# Start of DATA EXTRACT

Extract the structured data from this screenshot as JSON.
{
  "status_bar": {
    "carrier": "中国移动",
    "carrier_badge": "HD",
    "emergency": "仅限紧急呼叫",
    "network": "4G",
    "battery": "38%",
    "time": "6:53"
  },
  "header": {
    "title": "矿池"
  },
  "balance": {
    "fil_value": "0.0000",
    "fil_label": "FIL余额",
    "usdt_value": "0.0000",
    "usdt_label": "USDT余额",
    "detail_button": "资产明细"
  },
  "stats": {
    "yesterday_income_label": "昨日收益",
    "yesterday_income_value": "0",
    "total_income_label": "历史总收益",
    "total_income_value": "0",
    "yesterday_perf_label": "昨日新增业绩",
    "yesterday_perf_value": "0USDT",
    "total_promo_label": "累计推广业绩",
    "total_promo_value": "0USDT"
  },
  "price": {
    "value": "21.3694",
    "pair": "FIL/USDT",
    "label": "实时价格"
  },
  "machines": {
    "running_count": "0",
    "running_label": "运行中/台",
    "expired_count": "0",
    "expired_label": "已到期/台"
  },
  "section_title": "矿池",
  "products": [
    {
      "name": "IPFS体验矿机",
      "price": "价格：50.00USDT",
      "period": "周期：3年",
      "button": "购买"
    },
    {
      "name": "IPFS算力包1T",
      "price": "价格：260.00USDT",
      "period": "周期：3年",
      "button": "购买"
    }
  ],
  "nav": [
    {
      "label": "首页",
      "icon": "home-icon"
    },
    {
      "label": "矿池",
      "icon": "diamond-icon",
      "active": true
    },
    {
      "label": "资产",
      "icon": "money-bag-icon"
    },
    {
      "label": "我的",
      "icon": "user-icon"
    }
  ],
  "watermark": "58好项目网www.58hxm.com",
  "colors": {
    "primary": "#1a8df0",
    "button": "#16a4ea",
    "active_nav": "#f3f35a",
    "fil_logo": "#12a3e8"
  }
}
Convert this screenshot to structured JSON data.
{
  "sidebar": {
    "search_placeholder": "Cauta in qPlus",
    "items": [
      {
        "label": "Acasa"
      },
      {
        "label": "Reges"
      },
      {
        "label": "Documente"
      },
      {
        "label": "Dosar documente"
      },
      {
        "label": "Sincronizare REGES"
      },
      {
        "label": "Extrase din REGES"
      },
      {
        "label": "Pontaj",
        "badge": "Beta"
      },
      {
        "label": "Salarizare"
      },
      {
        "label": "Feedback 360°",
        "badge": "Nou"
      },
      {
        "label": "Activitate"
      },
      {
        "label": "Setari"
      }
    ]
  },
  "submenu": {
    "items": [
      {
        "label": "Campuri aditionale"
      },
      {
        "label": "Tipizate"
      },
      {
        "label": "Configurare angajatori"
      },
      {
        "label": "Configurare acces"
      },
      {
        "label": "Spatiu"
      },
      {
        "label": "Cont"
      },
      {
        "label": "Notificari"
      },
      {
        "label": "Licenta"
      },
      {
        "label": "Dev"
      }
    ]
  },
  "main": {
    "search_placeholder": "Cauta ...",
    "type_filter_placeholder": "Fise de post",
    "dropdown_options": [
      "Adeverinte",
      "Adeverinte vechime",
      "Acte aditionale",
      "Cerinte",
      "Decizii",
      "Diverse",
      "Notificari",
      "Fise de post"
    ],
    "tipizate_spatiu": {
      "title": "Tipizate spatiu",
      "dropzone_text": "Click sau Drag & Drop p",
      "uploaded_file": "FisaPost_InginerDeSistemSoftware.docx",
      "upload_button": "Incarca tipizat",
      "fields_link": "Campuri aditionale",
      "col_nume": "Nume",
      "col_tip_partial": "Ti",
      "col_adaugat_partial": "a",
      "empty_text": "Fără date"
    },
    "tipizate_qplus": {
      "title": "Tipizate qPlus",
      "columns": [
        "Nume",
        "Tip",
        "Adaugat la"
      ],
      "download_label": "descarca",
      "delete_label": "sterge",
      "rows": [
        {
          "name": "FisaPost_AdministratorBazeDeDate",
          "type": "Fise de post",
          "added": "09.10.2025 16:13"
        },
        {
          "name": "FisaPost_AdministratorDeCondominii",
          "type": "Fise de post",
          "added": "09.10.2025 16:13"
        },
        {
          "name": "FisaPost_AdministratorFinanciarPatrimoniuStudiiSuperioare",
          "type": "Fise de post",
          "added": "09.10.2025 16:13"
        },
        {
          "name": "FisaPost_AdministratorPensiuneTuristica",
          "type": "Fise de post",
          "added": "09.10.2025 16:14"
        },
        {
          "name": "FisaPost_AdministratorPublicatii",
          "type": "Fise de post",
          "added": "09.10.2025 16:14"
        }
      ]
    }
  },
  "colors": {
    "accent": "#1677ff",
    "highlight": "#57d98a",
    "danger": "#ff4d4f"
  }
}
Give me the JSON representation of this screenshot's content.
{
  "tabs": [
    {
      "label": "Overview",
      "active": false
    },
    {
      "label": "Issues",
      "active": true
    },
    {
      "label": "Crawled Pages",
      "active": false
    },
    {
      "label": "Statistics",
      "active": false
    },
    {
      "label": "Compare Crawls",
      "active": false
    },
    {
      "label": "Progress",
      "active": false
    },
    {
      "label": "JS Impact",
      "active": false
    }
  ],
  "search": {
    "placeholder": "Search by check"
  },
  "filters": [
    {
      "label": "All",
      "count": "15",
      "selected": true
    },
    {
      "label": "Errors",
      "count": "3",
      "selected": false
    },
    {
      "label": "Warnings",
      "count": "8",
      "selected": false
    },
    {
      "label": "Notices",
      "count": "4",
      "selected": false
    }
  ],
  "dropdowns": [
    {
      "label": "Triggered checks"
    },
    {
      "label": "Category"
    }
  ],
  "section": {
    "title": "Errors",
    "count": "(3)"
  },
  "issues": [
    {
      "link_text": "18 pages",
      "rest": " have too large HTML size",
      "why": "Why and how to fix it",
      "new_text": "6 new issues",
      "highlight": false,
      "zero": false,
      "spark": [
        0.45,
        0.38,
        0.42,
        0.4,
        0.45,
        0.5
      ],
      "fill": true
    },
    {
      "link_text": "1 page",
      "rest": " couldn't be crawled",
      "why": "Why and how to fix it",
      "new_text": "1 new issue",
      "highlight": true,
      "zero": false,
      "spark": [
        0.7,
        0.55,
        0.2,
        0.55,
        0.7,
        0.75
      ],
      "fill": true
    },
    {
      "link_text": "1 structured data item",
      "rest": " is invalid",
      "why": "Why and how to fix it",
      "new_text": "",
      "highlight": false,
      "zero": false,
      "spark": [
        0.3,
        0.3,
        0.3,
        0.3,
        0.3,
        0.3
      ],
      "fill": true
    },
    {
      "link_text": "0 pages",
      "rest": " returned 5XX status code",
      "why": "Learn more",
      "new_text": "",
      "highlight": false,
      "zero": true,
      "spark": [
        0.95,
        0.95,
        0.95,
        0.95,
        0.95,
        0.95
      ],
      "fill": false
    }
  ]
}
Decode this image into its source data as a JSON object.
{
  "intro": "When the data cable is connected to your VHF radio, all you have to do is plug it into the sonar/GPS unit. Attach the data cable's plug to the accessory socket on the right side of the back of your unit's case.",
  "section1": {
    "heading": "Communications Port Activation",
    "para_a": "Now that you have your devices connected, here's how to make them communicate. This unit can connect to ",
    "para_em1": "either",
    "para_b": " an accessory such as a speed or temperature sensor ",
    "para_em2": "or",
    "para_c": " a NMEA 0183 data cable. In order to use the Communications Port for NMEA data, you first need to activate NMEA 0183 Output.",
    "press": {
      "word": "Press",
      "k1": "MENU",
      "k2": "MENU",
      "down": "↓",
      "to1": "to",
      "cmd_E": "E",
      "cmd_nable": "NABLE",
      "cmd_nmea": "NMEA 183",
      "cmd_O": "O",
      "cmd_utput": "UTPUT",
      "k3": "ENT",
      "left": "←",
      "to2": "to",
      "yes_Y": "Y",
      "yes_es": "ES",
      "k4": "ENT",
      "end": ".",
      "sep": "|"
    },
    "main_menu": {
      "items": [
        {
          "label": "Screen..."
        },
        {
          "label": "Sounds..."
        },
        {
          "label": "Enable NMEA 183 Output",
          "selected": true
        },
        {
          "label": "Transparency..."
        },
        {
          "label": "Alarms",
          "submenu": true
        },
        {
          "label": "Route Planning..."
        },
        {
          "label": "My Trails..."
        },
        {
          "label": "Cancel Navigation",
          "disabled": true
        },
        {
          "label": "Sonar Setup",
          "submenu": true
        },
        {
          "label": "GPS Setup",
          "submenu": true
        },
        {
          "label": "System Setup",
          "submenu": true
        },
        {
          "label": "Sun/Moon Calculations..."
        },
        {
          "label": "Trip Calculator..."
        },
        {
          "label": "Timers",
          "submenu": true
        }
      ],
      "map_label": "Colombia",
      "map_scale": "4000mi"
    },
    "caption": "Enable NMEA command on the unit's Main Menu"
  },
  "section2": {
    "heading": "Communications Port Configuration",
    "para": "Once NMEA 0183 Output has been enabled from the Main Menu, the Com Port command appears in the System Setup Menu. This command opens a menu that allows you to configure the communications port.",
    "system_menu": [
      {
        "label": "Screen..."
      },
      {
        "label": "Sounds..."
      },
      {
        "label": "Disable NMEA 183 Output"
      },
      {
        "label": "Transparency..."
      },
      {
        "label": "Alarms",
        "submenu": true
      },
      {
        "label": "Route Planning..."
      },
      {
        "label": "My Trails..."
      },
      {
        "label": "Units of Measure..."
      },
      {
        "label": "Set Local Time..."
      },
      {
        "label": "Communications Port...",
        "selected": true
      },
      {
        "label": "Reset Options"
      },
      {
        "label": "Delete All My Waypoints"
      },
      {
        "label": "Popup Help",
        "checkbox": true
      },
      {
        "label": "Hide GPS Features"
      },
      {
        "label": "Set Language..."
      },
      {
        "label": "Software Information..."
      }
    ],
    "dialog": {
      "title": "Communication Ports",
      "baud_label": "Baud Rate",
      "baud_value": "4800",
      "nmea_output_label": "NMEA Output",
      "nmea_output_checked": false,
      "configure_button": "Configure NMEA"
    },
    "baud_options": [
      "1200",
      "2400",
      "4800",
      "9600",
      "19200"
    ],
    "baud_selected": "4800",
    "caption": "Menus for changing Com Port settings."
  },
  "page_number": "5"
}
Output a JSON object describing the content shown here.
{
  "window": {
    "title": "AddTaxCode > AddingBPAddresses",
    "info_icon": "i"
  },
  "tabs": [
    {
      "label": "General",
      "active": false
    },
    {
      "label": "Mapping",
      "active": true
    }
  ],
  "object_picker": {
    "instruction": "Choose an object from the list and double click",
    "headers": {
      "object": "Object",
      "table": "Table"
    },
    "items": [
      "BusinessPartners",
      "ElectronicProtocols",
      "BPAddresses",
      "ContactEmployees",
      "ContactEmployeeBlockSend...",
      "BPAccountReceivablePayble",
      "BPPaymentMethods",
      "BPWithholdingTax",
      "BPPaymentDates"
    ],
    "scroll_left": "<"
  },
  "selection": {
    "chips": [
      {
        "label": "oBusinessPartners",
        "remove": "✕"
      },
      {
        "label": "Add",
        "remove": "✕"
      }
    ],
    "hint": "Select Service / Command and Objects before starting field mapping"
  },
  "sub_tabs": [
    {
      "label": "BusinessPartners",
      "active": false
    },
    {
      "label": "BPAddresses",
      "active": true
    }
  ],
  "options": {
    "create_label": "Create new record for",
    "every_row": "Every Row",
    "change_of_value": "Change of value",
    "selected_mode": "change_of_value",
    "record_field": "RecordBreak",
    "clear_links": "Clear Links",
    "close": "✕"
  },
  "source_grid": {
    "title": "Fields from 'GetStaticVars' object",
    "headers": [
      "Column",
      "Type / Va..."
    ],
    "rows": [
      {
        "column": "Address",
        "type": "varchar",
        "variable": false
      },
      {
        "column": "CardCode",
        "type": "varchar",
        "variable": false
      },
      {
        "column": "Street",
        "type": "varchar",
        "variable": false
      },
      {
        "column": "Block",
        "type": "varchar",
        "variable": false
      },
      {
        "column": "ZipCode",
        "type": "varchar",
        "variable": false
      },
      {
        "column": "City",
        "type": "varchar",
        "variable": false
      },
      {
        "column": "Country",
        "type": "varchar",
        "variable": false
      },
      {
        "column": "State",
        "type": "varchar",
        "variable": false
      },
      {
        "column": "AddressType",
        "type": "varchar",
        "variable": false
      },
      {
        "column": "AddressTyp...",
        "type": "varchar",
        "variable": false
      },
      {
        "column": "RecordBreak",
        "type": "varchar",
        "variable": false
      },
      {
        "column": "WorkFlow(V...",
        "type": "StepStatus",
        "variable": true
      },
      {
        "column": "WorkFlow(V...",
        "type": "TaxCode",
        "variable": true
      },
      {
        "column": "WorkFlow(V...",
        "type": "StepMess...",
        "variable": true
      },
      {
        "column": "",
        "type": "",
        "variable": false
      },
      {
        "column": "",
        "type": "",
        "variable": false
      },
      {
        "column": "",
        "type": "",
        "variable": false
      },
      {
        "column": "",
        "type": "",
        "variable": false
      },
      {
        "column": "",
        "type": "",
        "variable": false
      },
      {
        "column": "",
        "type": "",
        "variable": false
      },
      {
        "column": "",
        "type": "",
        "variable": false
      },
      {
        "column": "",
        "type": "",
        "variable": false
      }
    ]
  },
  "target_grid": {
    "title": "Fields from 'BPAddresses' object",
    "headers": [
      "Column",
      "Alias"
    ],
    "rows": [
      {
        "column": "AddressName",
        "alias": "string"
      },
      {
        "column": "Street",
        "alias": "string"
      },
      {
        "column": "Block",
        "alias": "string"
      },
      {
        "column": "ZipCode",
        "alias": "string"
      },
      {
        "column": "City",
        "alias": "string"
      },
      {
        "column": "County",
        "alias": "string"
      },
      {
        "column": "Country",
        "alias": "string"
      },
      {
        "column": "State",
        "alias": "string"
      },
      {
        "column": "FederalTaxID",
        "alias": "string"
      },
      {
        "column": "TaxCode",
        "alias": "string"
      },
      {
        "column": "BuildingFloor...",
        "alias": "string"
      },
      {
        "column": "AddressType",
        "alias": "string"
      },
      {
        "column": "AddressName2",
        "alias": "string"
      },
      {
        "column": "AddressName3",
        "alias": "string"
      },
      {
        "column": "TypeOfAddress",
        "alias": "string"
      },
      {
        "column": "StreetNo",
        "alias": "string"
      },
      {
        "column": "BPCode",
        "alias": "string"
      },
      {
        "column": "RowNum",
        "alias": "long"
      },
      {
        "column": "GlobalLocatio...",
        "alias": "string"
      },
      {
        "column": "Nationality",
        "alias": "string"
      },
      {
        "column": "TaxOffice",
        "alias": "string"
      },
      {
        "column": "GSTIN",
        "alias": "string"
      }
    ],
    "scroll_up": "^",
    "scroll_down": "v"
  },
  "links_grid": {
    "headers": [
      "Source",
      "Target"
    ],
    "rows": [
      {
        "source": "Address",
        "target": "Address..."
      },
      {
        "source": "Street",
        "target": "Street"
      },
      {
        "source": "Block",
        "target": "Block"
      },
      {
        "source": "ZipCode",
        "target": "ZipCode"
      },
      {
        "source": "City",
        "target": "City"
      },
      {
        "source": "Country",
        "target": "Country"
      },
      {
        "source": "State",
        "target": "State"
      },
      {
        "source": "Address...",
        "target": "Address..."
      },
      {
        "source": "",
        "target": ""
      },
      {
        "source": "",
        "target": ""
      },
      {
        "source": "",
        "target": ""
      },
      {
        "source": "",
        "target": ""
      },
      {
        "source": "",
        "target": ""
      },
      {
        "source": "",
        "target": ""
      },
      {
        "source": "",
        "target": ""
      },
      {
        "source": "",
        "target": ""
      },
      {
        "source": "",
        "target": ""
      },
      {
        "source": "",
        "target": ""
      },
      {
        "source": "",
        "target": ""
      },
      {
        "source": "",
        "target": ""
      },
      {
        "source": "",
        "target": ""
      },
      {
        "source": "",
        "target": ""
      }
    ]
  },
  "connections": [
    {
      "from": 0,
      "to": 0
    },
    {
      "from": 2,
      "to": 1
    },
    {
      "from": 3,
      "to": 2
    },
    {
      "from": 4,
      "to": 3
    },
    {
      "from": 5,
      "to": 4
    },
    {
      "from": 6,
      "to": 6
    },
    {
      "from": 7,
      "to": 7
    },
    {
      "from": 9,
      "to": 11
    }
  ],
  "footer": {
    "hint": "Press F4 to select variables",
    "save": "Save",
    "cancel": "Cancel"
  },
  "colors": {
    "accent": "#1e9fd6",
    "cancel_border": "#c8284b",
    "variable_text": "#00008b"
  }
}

# End of DATA EXTRACT

→ WRITTEN TASK
From the records, copy every line that has the string "Route" in it.

→ EXERCISE ANSWER
          "label": "Route Planning..."
        "label": "Route Planning..."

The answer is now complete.